Data section:
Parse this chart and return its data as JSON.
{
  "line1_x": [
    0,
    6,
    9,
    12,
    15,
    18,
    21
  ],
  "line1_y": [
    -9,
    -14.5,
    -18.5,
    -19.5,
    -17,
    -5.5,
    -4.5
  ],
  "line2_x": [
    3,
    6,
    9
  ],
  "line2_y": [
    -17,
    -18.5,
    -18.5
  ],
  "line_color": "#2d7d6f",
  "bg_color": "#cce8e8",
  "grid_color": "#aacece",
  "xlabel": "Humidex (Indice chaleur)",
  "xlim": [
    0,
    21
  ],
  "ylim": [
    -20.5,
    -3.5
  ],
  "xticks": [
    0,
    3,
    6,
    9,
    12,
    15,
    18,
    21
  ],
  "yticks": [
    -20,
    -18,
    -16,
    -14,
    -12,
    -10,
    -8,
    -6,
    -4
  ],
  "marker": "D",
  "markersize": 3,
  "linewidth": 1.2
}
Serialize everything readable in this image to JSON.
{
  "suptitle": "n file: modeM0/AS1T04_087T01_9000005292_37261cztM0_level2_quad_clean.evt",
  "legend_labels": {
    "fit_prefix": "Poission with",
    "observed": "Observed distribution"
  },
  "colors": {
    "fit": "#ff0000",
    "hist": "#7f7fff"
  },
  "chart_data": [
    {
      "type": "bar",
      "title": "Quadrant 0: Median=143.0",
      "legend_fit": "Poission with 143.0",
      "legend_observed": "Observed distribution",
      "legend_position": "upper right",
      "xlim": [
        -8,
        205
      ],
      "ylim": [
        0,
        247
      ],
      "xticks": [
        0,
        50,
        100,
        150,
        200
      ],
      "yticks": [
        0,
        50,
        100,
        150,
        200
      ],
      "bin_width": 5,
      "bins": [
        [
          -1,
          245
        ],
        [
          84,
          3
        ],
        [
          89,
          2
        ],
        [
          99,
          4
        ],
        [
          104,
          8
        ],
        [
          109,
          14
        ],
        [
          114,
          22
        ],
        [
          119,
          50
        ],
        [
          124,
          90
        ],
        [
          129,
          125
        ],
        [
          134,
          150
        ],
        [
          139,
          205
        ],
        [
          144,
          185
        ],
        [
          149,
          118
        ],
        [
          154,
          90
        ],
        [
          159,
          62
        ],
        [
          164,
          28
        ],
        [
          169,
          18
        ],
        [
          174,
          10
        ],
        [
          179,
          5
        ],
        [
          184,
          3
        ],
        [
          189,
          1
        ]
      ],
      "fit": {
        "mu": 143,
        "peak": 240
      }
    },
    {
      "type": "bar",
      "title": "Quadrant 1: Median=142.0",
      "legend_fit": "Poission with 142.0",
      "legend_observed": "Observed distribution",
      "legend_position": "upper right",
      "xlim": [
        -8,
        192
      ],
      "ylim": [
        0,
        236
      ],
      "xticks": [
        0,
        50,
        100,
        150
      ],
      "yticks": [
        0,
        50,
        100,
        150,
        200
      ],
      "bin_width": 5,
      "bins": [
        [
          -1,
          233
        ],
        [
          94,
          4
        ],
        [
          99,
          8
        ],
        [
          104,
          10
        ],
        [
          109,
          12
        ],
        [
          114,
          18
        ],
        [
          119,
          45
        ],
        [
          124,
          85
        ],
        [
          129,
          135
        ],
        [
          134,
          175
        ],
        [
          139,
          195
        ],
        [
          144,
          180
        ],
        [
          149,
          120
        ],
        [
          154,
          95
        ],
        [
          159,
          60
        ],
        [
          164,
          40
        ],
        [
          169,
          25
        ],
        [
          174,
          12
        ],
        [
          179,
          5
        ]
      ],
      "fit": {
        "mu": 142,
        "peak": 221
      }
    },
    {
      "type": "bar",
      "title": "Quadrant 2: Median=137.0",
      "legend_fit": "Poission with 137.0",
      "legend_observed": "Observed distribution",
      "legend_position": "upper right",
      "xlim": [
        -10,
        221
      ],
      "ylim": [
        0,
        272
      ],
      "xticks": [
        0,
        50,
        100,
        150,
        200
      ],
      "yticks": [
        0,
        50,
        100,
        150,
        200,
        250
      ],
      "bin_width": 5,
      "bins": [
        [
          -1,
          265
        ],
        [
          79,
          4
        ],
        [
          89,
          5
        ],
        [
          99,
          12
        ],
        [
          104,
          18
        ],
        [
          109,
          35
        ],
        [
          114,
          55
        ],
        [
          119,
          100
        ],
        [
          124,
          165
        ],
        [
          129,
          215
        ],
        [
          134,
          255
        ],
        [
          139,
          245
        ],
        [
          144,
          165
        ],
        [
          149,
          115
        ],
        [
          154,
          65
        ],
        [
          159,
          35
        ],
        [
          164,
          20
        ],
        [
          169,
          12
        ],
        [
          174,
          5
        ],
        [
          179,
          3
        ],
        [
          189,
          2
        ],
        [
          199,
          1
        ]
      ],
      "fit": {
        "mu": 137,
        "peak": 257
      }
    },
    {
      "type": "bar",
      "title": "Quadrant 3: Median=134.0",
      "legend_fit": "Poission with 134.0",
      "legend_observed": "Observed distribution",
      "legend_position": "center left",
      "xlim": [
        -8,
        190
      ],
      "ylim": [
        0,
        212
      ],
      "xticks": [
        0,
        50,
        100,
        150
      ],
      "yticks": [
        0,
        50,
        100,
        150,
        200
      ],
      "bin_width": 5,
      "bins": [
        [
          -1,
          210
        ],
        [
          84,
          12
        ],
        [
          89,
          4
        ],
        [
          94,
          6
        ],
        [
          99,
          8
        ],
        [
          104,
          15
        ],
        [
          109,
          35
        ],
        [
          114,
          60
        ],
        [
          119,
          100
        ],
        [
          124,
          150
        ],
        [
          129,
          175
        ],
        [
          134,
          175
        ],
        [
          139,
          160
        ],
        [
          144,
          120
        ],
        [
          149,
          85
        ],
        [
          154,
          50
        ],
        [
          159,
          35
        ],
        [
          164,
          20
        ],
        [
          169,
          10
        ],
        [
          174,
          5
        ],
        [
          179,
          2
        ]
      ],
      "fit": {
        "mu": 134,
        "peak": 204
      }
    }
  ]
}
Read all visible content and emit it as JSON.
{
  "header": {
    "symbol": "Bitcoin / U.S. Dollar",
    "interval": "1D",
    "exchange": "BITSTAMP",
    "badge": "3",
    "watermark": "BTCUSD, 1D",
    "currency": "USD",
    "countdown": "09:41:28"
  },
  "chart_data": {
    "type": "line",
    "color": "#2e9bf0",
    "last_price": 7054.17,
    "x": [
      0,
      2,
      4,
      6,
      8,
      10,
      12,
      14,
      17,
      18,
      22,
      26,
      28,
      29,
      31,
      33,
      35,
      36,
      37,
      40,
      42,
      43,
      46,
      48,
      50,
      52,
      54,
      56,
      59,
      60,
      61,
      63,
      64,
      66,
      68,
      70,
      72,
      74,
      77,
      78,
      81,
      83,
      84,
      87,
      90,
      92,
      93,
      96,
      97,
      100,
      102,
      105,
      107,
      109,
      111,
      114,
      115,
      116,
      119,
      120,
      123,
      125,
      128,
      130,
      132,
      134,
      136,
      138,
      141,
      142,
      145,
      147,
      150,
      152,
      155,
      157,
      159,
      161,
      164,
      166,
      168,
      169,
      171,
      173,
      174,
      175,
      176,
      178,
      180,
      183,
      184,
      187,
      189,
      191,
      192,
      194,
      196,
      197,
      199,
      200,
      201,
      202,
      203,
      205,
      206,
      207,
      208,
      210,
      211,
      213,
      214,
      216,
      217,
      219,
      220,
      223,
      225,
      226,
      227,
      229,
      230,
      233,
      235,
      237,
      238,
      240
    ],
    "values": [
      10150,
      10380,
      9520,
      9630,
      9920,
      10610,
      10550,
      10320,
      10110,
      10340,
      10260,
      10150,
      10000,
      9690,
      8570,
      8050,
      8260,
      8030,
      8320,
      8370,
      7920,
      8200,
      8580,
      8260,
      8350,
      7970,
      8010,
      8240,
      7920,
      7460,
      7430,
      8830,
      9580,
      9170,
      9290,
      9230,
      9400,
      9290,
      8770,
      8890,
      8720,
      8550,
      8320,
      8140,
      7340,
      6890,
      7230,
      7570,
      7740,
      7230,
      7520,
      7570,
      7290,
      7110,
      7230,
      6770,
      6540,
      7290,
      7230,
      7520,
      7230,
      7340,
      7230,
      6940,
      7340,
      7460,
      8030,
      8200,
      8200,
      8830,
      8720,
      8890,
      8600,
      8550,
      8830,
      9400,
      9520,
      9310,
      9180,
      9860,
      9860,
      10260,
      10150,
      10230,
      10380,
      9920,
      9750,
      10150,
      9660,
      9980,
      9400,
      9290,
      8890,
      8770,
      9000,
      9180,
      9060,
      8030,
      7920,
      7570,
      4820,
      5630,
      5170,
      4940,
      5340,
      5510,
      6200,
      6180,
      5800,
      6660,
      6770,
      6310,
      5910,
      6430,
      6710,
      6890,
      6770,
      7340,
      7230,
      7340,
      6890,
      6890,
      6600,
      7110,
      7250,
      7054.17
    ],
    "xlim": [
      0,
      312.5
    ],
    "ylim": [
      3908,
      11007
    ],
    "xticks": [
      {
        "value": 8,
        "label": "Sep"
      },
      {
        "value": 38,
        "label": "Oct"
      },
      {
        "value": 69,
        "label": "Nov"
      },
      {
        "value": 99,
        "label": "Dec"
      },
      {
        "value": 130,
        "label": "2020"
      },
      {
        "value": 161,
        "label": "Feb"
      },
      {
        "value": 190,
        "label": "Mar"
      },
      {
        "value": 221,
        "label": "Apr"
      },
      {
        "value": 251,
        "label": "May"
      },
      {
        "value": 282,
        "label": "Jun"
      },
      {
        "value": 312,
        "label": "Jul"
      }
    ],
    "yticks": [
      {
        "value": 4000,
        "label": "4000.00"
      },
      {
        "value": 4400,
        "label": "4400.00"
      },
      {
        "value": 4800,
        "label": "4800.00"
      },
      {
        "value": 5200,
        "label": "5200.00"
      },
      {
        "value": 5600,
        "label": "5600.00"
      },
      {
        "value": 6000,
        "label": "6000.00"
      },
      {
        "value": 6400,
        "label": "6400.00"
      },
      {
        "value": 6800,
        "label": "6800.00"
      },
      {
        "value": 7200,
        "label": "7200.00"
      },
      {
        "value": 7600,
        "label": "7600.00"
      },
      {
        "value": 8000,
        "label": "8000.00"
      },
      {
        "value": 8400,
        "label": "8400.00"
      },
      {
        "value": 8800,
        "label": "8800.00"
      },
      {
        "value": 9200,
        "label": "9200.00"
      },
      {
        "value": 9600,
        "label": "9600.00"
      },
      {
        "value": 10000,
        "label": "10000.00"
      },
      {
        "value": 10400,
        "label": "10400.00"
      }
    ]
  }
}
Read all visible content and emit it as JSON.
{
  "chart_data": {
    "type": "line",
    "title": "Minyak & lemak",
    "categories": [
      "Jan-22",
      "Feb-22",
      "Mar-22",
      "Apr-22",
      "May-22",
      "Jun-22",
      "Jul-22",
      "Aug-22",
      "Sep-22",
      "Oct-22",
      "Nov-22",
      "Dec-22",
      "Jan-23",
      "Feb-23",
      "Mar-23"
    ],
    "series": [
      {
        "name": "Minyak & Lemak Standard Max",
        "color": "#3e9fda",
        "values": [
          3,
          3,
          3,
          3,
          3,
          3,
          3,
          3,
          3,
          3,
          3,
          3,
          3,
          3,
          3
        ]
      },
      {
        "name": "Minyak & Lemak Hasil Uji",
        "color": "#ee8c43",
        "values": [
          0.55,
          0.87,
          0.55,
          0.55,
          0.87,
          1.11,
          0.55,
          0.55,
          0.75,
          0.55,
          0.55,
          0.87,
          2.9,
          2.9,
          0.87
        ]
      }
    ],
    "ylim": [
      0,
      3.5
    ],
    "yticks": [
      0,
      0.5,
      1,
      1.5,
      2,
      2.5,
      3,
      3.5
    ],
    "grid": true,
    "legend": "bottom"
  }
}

What is asked: Show every line that contains the word "Quadrant".

Answer for the task:
      "title": "Quadrant 0: Median=143.0",
      "title": "Quadrant 1: Median=142.0",
      "title": "Quadrant 2: Median=137.0",
      "title": "Quadrant 3: Median=134.0",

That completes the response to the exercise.